» DIRECTION:
Only the number is wanted: how many lines contain "color"?

» DATA FOR THIS EXERCISE:

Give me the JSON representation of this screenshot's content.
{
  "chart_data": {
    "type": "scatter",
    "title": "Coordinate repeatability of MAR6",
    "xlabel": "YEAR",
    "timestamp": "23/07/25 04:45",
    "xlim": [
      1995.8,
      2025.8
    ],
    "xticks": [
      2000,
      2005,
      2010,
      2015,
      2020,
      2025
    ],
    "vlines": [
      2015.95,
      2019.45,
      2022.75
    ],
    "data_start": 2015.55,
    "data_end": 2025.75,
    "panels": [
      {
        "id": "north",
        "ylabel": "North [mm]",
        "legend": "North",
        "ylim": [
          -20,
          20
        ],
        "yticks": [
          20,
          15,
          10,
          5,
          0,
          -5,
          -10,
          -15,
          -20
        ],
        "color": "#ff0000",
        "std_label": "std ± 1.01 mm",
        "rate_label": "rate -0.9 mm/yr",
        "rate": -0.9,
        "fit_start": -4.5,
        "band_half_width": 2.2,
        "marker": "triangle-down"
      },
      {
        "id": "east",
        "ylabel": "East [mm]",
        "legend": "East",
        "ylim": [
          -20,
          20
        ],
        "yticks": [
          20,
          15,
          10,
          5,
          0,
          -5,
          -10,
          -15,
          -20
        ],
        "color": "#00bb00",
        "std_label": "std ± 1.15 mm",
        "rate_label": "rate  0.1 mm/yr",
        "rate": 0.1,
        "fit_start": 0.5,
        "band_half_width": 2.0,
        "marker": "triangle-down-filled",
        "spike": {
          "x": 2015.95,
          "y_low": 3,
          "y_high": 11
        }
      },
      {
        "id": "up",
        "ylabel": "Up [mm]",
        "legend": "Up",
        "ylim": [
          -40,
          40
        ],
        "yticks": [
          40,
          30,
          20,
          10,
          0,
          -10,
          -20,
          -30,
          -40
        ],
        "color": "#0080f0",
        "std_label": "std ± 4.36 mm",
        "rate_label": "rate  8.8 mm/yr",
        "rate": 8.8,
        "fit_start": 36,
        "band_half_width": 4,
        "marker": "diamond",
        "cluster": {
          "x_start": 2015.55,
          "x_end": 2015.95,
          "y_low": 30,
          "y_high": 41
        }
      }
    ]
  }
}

» ANSWER BELOW:
3